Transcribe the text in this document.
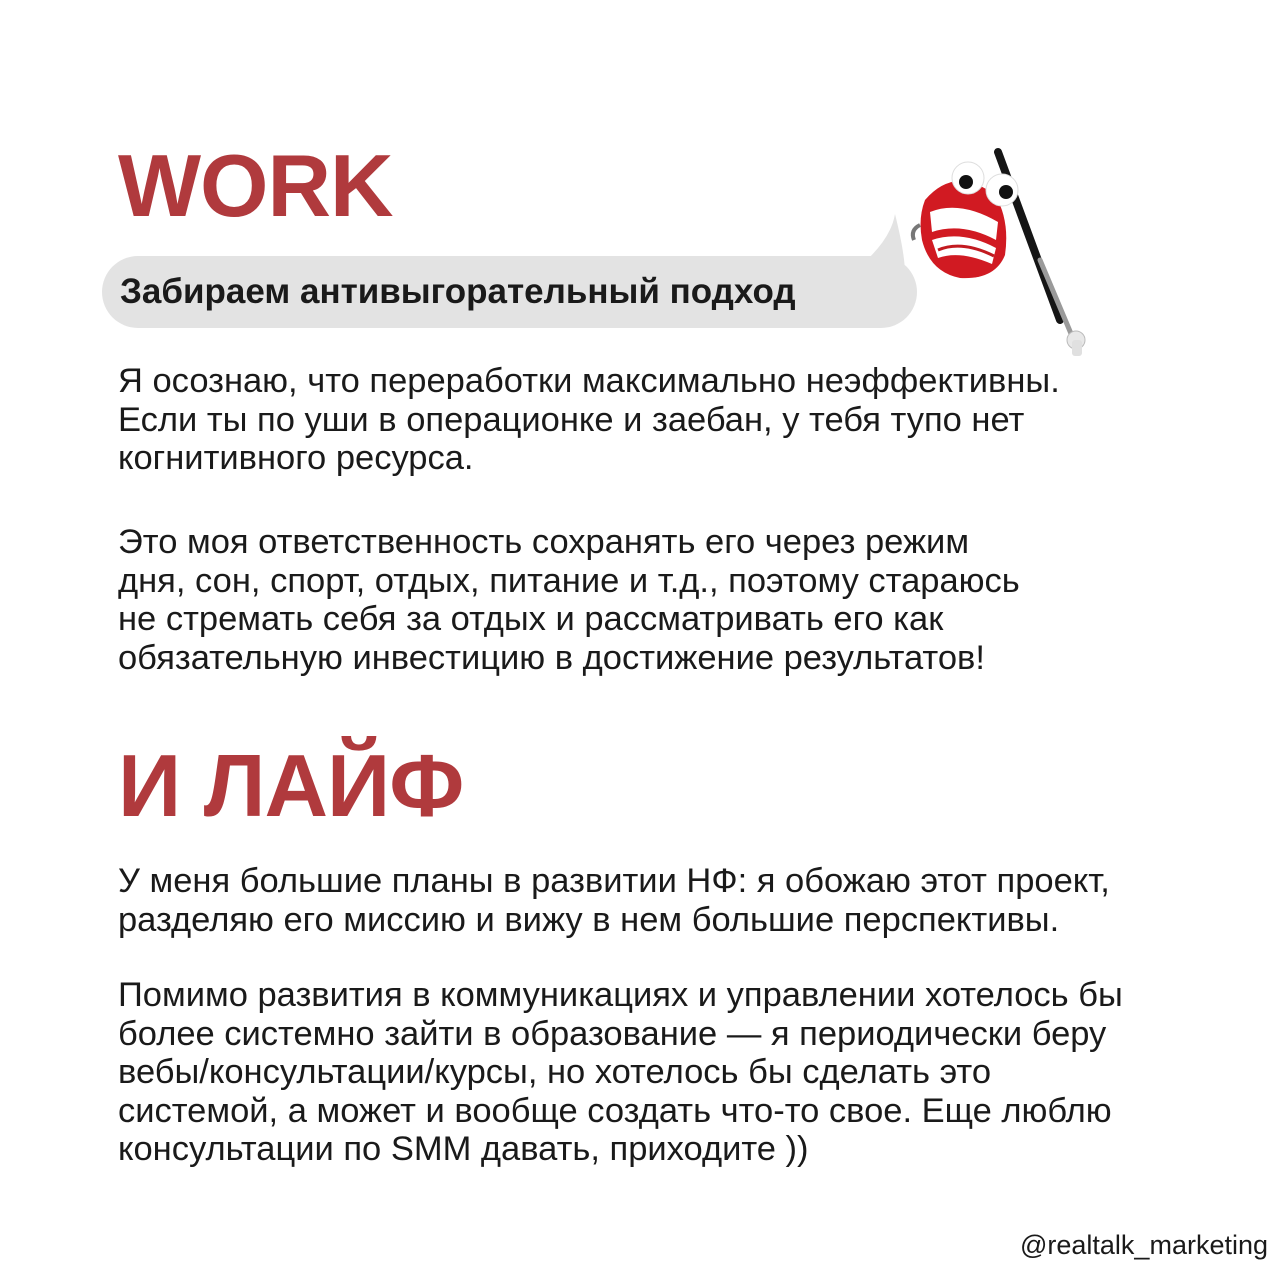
WORK
Забираем антивыгорательный подход

Я осознаю, что переработки максимально неэффективны.
Если ты по уши в операционке и заебан, у тебя тупо нет
когнитивного ресурса.

Это моя ответственность сохранять его через режим
дня, сон, спорт, отдых, питание и т.д., поэтому стараюсь
не стремать себя за отдых и рассматривать его как
обязательную инвестицию в достижение результатов!

И ЛАЙФ

У меня большие планы в развитии НФ: я обожаю этот проект,
разделяю его миссию и вижу в нем большие перспективы.

Помимо развития в коммуникациях и управлении хотелось бы
более системно зайти в образование — я периодически беру
вебы/консультации/курсы, но хотелось бы сделать это
системой, а может и вообще создать что-то свое. Еще люблю
консультации по SMM давать, приходите ))

@realtalk_marketing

--------

— Your instructions —
From the records above, pull out each line that has "консультации".

— Result below —
вебы/консультации/курсы, но хотелось бы сделать это
консультации по SMM давать, приходите ))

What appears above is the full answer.